Print the data that follows exactly.

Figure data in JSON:
————
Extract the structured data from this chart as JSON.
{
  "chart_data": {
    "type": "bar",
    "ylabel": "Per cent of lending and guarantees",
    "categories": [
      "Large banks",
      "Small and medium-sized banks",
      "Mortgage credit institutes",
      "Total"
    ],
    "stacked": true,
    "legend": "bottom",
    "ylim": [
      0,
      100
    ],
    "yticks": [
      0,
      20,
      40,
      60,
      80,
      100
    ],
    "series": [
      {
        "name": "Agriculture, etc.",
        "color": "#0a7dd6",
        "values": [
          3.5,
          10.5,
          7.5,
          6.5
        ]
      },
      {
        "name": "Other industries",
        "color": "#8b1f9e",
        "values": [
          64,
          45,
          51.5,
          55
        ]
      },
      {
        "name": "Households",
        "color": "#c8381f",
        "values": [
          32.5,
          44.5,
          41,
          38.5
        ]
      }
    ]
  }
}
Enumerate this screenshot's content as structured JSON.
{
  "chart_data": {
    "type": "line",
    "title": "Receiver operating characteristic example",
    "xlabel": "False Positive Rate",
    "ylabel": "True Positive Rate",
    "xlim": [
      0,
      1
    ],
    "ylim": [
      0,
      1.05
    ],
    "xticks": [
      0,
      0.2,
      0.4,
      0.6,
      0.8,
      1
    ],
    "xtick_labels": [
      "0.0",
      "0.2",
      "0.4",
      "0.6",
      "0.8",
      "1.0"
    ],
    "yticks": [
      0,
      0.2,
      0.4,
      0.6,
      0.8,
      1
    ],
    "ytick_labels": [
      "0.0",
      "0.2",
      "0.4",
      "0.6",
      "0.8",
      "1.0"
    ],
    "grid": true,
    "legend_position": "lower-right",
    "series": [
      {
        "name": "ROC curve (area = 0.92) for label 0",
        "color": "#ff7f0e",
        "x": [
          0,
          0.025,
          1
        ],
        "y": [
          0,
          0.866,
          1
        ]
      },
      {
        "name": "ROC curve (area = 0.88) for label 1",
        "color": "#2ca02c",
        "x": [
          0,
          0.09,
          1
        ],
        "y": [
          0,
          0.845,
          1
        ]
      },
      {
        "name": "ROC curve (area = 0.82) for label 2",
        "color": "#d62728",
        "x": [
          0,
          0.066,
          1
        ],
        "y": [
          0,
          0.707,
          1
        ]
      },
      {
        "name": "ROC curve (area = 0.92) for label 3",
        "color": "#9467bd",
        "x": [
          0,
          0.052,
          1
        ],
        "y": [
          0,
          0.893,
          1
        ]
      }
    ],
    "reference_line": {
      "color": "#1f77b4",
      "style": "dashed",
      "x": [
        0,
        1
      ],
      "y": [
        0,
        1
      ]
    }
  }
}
————
→ Result for this task
Extract the structured data from this chart as JSON.
{
  "chart_data": {
    "type": "bar",
    "ylabel": "Per cent of lending and guarantees",
    "categories": [
      "Large banks",
      "Small and medium-sized banks",
      "Mortgage credit institutes",
      "Total"
    ],
    "stacked": true,
    "legend": "bottom",
    "ylim": [
      0,
      100
    ],
    "yticks": [
      0,
      20,
      40,
      60,
      80,
      100
    ],
    "series": [
      {
        "name": "Agriculture, etc.",
        "color": "#0a7dd6",
        "values": [
          3.5,
          10.5,
          7.5,
          6.5
        ]
      },
      {
        "name": "Other industries",
        "color": "#8b1f9e",
        "values": [
          64,
          45,
          51.5,
          55
        ]
      },
      {
        "name": "Households",
        "color": "#c8381f",
        "values": [
          32.5,
          44.5,
          41,
          38.5
        ]
      }
    ]
  }
}
Enumerate this screenshot's content as structured JSON.
{
  "chart_data": {
    "type": "line",
    "title": "Receiver operating characteristic example",
    "xlabel": "False Positive Rate",
    "ylabel": "True Positive Rate",
    "xlim": [
      0,
      1
    ],
    "ylim": [
      0,
      1.05
    ],
    "xticks": [
      0,
      0.2,
      0.4,
      0.6,
      0.8,
      1
    ],
    "xtick_labels": [
      "0.0",
      "0.2",
      "0.4",
      "0.6",
      "0.8",
      "1.0"
    ],
    "yticks": [
      0,
      0.2,
      0.4,
      0.6,
      0.8,
      1
    ],
    "ytick_labels": [
      "0.0",
      "0.2",
      "0.4",
      "0.6",
      "0.8",
      "1.0"
    ],
    "grid": true,
    "legend_position": "lower-right",
    "series": [
      {
        "name": "ROC curve (area = 0.92) for label 0",
        "color": "#ff7f0e",
        "x": [
          0,
          0.025,
          1
        ],
        "y": [
          0,
          0.866,
          1
        ]
      },
      {
        "name": "ROC curve (area = 0.88) for label 1",
        "color": "#2ca02c",
        "x": [
          0,
          0.09,
          1
        ],
        "y": [
          0,
          0.845,
          1
        ]
      },
      {
        "name": "ROC curve (area = 0.82) for label 2",
        "color": "#d62728",
        "x": [
          0,
          0.066,
          1
        ],
        "y": [
          0,
          0.707,
          1
        ]
      },
      {
        "name": "ROC curve (area = 0.92) for label 3",
        "color": "#9467bd",
        "x": [
          0,
          0.052,
          1
        ],
        "y": [
          0,
          0.893,
          1
        ]
      }
    ],
    "reference_line": {
      "color": "#1f77b4",
      "style": "dashed",
      "x": [
        0,
        1
      ],
      "y": [
        0,
        1
      ]
    }
  }
}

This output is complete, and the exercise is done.